— Begin —
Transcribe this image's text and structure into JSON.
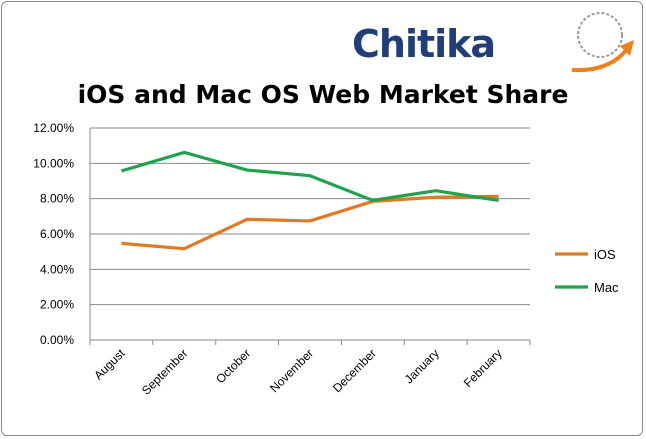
{
  "logo": {
    "text": "Chitika",
    "colors": {
      "text": "#1f3f7a",
      "arrow": "#f07f1a",
      "globe": "#9a9a9a"
    }
  },
  "chart_data": {
    "type": "line",
    "title": "iOS and Mac OS Web Market Share",
    "categories": [
      "August",
      "September",
      "October",
      "November",
      "December",
      "January",
      "February"
    ],
    "series": [
      {
        "name": "iOS",
        "color": "#e07a22",
        "values": [
          5.47,
          5.17,
          6.83,
          6.74,
          7.85,
          8.08,
          8.13
        ]
      },
      {
        "name": "Mac",
        "color": "#1fa24a",
        "values": [
          9.57,
          10.62,
          9.62,
          9.3,
          7.9,
          8.45,
          7.9
        ]
      }
    ],
    "ylim": [
      0,
      12
    ],
    "yticks": [
      "0.00%",
      "2.00%",
      "4.00%",
      "6.00%",
      "8.00%",
      "10.00%",
      "12.00%"
    ],
    "grid": true,
    "legend": "right"
  }
}
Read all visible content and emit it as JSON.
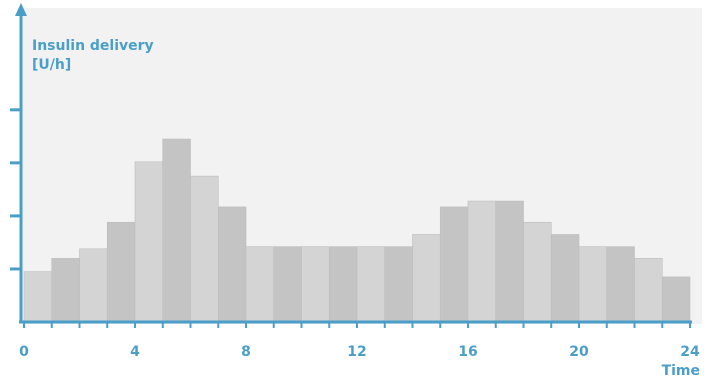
— End —
= The exercise =
All preceding records should be duplicated verbatim, images excepted.

= Result of the exercise =
Transcribe this image's text and structure into JSON.
{
  "logo": {
    "text": "Chitika",
    "colors": {
      "text": "#1f3f7a",
      "arrow": "#f07f1a",
      "globe": "#9a9a9a"
    }
  },
  "chart_data": {
    "type": "line",
    "title": "iOS and Mac OS Web Market Share",
    "categories": [
      "August",
      "September",
      "October",
      "November",
      "December",
      "January",
      "February"
    ],
    "series": [
      {
        "name": "iOS",
        "color": "#e07a22",
        "values": [
          5.47,
          5.17,
          6.83,
          6.74,
          7.85,
          8.08,
          8.13
        ]
      },
      {
        "name": "Mac",
        "color": "#1fa24a",
        "values": [
          9.57,
          10.62,
          9.62,
          9.3,
          7.9,
          8.45,
          7.9
        ]
      }
    ],
    "ylim": [
      0,
      12
    ],
    "yticks": [
      "0.00%",
      "2.00%",
      "4.00%",
      "6.00%",
      "8.00%",
      "10.00%",
      "12.00%"
    ],
    "grid": true,
    "legend": "right"
  }
}
Read all visible content and emit it as JSON.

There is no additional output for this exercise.